> **Exercise description**
Scan the lines and state how many carry "JSON". Leave out everything but the number.

> **Given records**
_ _ _ _ _ _ _

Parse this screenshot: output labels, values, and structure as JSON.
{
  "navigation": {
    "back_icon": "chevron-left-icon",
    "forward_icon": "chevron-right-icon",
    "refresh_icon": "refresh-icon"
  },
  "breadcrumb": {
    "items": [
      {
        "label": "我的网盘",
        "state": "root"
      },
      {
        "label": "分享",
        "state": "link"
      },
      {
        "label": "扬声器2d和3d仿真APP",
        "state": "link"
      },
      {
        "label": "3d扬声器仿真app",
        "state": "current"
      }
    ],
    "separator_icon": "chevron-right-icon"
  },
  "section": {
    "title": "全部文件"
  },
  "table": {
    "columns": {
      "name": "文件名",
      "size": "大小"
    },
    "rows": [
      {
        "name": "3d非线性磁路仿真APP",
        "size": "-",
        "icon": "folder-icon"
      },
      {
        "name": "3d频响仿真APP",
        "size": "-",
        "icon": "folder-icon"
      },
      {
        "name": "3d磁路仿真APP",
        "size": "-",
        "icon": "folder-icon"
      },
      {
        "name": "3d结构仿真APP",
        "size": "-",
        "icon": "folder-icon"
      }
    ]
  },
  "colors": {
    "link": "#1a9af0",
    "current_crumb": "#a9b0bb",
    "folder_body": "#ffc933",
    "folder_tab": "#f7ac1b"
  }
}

_ _ _ _ _ _ _

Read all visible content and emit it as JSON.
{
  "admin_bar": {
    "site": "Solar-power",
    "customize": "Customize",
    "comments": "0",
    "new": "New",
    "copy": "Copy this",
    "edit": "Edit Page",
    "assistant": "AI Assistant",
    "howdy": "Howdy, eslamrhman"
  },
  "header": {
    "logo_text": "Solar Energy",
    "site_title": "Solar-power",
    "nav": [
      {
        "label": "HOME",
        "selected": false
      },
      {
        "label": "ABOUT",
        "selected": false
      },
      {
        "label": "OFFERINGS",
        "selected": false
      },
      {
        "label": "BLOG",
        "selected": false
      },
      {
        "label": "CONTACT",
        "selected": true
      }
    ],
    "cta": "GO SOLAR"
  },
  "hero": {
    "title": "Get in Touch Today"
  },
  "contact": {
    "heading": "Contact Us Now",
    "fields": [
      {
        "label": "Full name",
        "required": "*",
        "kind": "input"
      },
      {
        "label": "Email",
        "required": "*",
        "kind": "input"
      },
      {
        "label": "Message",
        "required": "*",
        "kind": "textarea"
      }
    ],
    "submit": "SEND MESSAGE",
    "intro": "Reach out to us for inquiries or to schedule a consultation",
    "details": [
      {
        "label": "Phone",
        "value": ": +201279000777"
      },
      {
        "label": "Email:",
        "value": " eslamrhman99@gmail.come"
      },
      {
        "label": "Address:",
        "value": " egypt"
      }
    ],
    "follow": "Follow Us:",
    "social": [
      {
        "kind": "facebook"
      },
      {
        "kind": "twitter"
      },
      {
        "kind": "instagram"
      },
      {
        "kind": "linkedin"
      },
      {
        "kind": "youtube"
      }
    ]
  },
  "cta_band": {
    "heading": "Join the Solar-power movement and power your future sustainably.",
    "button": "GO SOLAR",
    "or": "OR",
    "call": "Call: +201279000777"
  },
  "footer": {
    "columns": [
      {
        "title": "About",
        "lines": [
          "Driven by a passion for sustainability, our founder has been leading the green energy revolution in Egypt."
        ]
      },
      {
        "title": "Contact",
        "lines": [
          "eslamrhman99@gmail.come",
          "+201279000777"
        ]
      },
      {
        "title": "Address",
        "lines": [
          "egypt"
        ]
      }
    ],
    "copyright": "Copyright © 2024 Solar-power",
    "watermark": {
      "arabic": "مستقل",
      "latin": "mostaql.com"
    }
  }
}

_ _ _ _ _ _ _

> **Response**
2